- STATED GOAL
Provide an exact copy of the data, excluding the images.

- EXERCISE DATA
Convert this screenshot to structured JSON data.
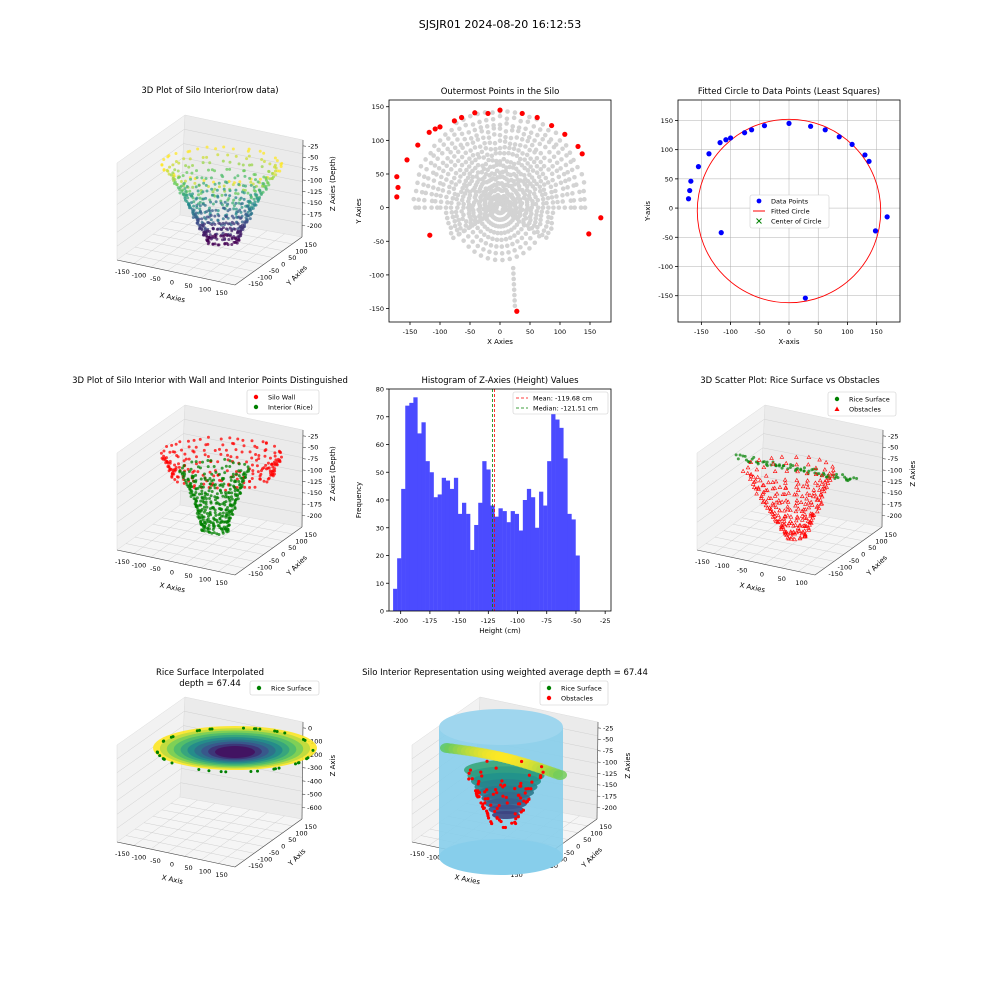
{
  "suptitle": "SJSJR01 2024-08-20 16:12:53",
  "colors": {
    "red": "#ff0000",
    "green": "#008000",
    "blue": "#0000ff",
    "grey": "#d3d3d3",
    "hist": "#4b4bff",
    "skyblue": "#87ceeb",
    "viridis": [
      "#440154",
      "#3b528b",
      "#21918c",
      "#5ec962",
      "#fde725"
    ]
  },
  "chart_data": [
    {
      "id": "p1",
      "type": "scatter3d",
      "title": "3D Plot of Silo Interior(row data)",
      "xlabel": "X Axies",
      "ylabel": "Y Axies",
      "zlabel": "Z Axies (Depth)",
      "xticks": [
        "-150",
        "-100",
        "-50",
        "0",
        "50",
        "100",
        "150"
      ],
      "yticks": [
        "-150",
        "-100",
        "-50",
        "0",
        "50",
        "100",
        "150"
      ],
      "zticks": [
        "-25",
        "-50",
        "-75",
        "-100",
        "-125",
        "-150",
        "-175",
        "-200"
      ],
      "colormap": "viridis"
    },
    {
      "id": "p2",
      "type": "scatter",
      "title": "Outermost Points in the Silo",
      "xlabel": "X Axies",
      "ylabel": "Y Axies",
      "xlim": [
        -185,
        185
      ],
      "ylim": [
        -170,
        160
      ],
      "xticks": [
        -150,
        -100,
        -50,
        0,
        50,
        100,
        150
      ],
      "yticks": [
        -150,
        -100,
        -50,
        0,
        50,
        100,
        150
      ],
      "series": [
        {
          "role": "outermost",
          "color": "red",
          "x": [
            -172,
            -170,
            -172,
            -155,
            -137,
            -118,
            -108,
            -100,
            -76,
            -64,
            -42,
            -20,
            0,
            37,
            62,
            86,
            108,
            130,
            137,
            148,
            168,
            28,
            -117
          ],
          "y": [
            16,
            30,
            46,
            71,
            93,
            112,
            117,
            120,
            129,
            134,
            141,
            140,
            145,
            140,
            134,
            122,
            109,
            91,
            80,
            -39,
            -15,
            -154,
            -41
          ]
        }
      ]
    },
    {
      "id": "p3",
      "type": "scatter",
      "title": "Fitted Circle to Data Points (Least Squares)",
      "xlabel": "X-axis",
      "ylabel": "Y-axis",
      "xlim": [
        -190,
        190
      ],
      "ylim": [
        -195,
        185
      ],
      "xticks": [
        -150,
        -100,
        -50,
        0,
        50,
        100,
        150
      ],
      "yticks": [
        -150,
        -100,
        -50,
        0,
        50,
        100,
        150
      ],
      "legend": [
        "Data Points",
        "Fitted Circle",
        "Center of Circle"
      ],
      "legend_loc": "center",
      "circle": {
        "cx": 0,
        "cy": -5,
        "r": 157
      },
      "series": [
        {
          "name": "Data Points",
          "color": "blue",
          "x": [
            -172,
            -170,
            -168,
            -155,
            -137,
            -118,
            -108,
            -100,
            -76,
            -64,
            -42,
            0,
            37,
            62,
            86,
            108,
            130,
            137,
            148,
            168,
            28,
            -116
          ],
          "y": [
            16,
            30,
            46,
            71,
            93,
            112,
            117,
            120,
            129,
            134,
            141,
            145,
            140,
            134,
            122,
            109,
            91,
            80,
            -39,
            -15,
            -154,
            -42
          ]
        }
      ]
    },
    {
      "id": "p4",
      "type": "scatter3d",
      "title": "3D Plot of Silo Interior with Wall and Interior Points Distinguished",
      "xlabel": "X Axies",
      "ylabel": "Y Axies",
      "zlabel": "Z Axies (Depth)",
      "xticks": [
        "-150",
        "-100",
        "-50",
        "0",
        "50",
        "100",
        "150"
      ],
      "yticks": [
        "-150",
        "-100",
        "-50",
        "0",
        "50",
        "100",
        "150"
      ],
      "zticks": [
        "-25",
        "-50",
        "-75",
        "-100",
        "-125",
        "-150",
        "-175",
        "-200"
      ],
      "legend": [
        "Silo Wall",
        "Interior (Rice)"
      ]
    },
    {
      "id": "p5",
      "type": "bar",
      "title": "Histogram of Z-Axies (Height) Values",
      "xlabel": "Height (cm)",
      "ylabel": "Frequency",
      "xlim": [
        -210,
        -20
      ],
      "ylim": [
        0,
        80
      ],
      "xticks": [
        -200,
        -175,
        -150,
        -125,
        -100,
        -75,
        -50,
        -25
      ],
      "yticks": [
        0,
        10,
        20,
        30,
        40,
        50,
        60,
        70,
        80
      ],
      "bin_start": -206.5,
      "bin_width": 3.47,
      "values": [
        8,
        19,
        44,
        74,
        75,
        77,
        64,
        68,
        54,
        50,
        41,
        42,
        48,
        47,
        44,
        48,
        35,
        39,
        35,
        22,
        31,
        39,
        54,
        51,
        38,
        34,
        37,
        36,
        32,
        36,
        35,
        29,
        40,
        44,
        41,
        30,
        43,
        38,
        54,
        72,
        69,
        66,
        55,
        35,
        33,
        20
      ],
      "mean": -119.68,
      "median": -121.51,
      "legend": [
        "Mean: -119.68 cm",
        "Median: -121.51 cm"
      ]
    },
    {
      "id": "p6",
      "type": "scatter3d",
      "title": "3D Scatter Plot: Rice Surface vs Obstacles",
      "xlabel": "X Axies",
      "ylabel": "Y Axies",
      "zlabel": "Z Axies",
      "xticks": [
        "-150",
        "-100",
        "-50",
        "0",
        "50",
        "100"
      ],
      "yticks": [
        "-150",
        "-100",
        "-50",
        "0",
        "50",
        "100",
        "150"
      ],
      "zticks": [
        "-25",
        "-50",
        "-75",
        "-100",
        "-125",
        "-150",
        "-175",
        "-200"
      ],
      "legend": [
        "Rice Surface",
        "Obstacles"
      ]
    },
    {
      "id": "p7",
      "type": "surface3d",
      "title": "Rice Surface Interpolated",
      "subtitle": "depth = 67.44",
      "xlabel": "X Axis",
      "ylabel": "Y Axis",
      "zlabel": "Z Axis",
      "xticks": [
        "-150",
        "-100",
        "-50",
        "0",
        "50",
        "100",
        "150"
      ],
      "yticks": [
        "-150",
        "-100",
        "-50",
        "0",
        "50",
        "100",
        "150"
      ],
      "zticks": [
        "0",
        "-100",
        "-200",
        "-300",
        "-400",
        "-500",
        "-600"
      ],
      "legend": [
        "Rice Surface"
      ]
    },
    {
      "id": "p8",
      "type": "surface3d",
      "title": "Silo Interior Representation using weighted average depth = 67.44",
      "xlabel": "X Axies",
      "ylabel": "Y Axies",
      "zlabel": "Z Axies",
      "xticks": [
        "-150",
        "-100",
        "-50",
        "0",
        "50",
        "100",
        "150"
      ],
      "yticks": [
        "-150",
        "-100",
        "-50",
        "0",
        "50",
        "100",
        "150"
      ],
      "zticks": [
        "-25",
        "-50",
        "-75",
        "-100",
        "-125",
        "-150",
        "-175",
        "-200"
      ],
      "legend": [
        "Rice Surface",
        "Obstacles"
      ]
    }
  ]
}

- SOLVED EXERCISE
Convert this screenshot to structured JSON data.
{
  "suptitle": "SJSJR01 2024-08-20 16:12:53",
  "colors": {
    "red": "#ff0000",
    "green": "#008000",
    "blue": "#0000ff",
    "grey": "#d3d3d3",
    "hist": "#4b4bff",
    "skyblue": "#87ceeb",
    "viridis": [
      "#440154",
      "#3b528b",
      "#21918c",
      "#5ec962",
      "#fde725"
    ]
  },
  "chart_data": [
    {
      "id": "p1",
      "type": "scatter3d",
      "title": "3D Plot of Silo Interior(row data)",
      "xlabel": "X Axies",
      "ylabel": "Y Axies",
      "zlabel": "Z Axies (Depth)",
      "xticks": [
        "-150",
        "-100",
        "-50",
        "0",
        "50",
        "100",
        "150"
      ],
      "yticks": [
        "-150",
        "-100",
        "-50",
        "0",
        "50",
        "100",
        "150"
      ],
      "zticks": [
        "-25",
        "-50",
        "-75",
        "-100",
        "-125",
        "-150",
        "-175",
        "-200"
      ],
      "colormap": "viridis"
    },
    {
      "id": "p2",
      "type": "scatter",
      "title": "Outermost Points in the Silo",
      "xlabel": "X Axies",
      "ylabel": "Y Axies",
      "xlim": [
        -185,
        185
      ],
      "ylim": [
        -170,
        160
      ],
      "xticks": [
        -150,
        -100,
        -50,
        0,
        50,
        100,
        150
      ],
      "yticks": [
        -150,
        -100,
        -50,
        0,
        50,
        100,
        150
      ],
      "series": [
        {
          "role": "outermost",
          "color": "red",
          "x": [
            -172,
            -170,
            -172,
            -155,
            -137,
            -118,
            -108,
            -100,
            -76,
            -64,
            -42,
            -20,
            0,
            37,
            62,
            86,
            108,
            130,
            137,
            148,
            168,
            28,
            -117
          ],
          "y": [
            16,
            30,
            46,
            71,
            93,
            112,
            117,
            120,
            129,
            134,
            141,
            140,
            145,
            140,
            134,
            122,
            109,
            91,
            80,
            -39,
            -15,
            -154,
            -41
          ]
        }
      ]
    },
    {
      "id": "p3",
      "type": "scatter",
      "title": "Fitted Circle to Data Points (Least Squares)",
      "xlabel": "X-axis",
      "ylabel": "Y-axis",
      "xlim": [
        -190,
        190
      ],
      "ylim": [
        -195,
        185
      ],
      "xticks": [
        -150,
        -100,
        -50,
        0,
        50,
        100,
        150
      ],
      "yticks": [
        -150,
        -100,
        -50,
        0,
        50,
        100,
        150
      ],
      "legend": [
        "Data Points",
        "Fitted Circle",
        "Center of Circle"
      ],
      "legend_loc": "center",
      "circle": {
        "cx": 0,
        "cy": -5,
        "r": 157
      },
      "series": [
        {
          "name": "Data Points",
          "color": "blue",
          "x": [
            -172,
            -170,
            -168,
            -155,
            -137,
            -118,
            -108,
            -100,
            -76,
            -64,
            -42,
            0,
            37,
            62,
            86,
            108,
            130,
            137,
            148,
            168,
            28,
            -116
          ],
          "y": [
            16,
            30,
            46,
            71,
            93,
            112,
            117,
            120,
            129,
            134,
            141,
            145,
            140,
            134,
            122,
            109,
            91,
            80,
            -39,
            -15,
            -154,
            -42
          ]
        }
      ]
    },
    {
      "id": "p4",
      "type": "scatter3d",
      "title": "3D Plot of Silo Interior with Wall and Interior Points Distinguished",
      "xlabel": "X Axies",
      "ylabel": "Y Axies",
      "zlabel": "Z Axies (Depth)",
      "xticks": [
        "-150",
        "-100",
        "-50",
        "0",
        "50",
        "100",
        "150"
      ],
      "yticks": [
        "-150",
        "-100",
        "-50",
        "0",
        "50",
        "100",
        "150"
      ],
      "zticks": [
        "-25",
        "-50",
        "-75",
        "-100",
        "-125",
        "-150",
        "-175",
        "-200"
      ],
      "legend": [
        "Silo Wall",
        "Interior (Rice)"
      ]
    },
    {
      "id": "p5",
      "type": "bar",
      "title": "Histogram of Z-Axies (Height) Values",
      "xlabel": "Height (cm)",
      "ylabel": "Frequency",
      "xlim": [
        -210,
        -20
      ],
      "ylim": [
        0,
        80
      ],
      "xticks": [
        -200,
        -175,
        -150,
        -125,
        -100,
        -75,
        -50,
        -25
      ],
      "yticks": [
        0,
        10,
        20,
        30,
        40,
        50,
        60,
        70,
        80
      ],
      "bin_start": -206.5,
      "bin_width": 3.47,
      "values": [
        8,
        19,
        44,
        74,
        75,
        77,
        64,
        68,
        54,
        50,
        41,
        42,
        48,
        47,
        44,
        48,
        35,
        39,
        35,
        22,
        31,
        39,
        54,
        51,
        38,
        34,
        37,
        36,
        32,
        36,
        35,
        29,
        40,
        44,
        41,
        30,
        43,
        38,
        54,
        72,
        69,
        66,
        55,
        35,
        33,
        20
      ],
      "mean": -119.68,
      "median": -121.51,
      "legend": [
        "Mean: -119.68 cm",
        "Median: -121.51 cm"
      ]
    },
    {
      "id": "p6",
      "type": "scatter3d",
      "title": "3D Scatter Plot: Rice Surface vs Obstacles",
      "xlabel": "X Axies",
      "ylabel": "Y Axies",
      "zlabel": "Z Axies",
      "xticks": [
        "-150",
        "-100",
        "-50",
        "0",
        "50",
        "100"
      ],
      "yticks": [
        "-150",
        "-100",
        "-50",
        "0",
        "50",
        "100",
        "150"
      ],
      "zticks": [
        "-25",
        "-50",
        "-75",
        "-100",
        "-125",
        "-150",
        "-175",
        "-200"
      ],
      "legend": [
        "Rice Surface",
        "Obstacles"
      ]
    },
    {
      "id": "p7",
      "type": "surface3d",
      "title": "Rice Surface Interpolated",
      "subtitle": "depth = 67.44",
      "xlabel": "X Axis",
      "ylabel": "Y Axis",
      "zlabel": "Z Axis",
      "xticks": [
        "-150",
        "-100",
        "-50",
        "0",
        "50",
        "100",
        "150"
      ],
      "yticks": [
        "-150",
        "-100",
        "-50",
        "0",
        "50",
        "100",
        "150"
      ],
      "zticks": [
        "0",
        "-100",
        "-200",
        "-300",
        "-400",
        "-500",
        "-600"
      ],
      "legend": [
        "Rice Surface"
      ]
    },
    {
      "id": "p8",
      "type": "surface3d",
      "title": "Silo Interior Representation using weighted average depth = 67.44",
      "xlabel": "X Axies",
      "ylabel": "Y Axies",
      "zlabel": "Z Axies",
      "xticks": [
        "-150",
        "-100",
        "-50",
        "0",
        "50",
        "100",
        "150"
      ],
      "yticks": [
        "-150",
        "-100",
        "-50",
        "0",
        "50",
        "100",
        "150"
      ],
      "zticks": [
        "-25",
        "-50",
        "-75",
        "-100",
        "-125",
        "-150",
        "-175",
        "-200"
      ],
      "legend": [
        "Rice Surface",
        "Obstacles"
      ]
    }
  ]
}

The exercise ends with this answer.